╭─ Material for this task

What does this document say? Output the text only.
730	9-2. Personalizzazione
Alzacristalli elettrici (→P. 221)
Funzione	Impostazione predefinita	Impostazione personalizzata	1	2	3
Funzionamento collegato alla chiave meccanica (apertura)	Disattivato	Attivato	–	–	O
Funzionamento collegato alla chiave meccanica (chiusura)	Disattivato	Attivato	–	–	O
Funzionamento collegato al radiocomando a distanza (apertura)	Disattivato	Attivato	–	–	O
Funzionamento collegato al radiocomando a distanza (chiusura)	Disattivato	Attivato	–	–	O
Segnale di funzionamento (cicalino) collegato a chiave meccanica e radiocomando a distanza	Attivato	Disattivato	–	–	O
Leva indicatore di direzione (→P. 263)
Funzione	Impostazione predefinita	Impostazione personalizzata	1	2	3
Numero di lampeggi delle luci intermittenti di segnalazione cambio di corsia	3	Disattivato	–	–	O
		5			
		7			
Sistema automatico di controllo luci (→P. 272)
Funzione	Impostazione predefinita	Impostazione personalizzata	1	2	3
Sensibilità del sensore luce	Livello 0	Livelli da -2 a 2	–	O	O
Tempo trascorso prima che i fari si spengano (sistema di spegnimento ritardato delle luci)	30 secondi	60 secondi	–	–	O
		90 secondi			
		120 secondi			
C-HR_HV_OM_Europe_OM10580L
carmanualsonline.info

╰─
╭─ Material for this task

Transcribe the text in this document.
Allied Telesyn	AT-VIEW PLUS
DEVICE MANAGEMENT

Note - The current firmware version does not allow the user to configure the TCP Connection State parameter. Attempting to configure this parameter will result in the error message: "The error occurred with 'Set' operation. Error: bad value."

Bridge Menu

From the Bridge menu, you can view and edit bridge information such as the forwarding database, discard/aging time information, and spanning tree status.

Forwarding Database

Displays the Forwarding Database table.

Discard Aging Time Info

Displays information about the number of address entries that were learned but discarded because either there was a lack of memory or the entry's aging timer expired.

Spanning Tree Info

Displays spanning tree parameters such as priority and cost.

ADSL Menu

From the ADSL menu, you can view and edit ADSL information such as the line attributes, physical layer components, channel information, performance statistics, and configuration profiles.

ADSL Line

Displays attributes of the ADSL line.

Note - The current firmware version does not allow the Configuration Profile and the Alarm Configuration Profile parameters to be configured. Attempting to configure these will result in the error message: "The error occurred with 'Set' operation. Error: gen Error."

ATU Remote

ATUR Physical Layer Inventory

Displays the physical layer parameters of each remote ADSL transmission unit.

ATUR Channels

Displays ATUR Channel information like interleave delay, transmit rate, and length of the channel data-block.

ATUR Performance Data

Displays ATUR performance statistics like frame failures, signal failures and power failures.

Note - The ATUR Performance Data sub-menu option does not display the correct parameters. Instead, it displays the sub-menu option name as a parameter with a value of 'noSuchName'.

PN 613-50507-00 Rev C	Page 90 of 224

╰─
╭─ Material for this task

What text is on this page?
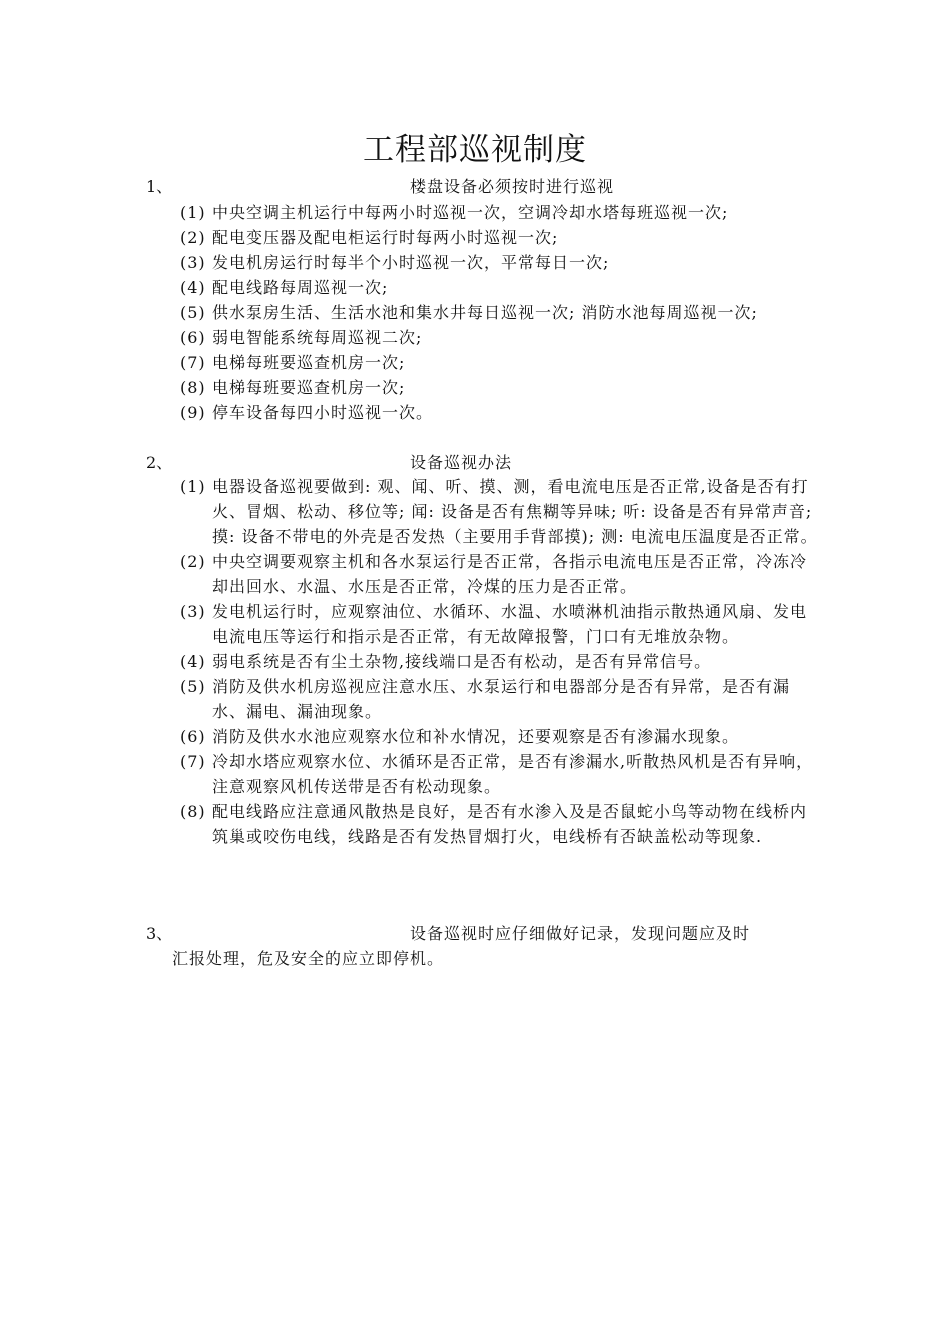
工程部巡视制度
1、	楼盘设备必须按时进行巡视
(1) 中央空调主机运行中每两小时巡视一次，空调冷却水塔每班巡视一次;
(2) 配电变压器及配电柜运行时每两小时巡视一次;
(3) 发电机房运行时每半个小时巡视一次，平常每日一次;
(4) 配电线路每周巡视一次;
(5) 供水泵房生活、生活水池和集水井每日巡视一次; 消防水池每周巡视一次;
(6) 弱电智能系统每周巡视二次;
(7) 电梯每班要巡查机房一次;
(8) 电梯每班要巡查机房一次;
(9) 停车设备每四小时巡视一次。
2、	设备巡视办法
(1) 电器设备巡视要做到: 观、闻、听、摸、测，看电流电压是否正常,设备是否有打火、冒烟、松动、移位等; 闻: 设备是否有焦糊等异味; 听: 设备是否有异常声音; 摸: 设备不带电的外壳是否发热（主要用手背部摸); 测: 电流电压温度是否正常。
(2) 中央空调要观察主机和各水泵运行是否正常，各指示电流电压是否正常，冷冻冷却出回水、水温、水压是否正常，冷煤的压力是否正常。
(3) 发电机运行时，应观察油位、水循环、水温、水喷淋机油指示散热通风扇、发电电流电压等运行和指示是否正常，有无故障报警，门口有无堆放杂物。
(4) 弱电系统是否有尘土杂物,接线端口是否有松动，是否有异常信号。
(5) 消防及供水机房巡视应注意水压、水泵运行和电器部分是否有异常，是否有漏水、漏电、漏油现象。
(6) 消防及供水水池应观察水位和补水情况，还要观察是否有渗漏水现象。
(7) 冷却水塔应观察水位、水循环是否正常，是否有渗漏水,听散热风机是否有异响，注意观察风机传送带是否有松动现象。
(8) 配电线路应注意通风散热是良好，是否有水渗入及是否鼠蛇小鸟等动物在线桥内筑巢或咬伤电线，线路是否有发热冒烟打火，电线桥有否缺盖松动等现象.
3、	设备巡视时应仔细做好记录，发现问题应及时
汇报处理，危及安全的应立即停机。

╰─

Stated task>
Look above for every line with the word "What" and copy it.

Task solution>
What does this document say? Output the text only.
What text is on this page?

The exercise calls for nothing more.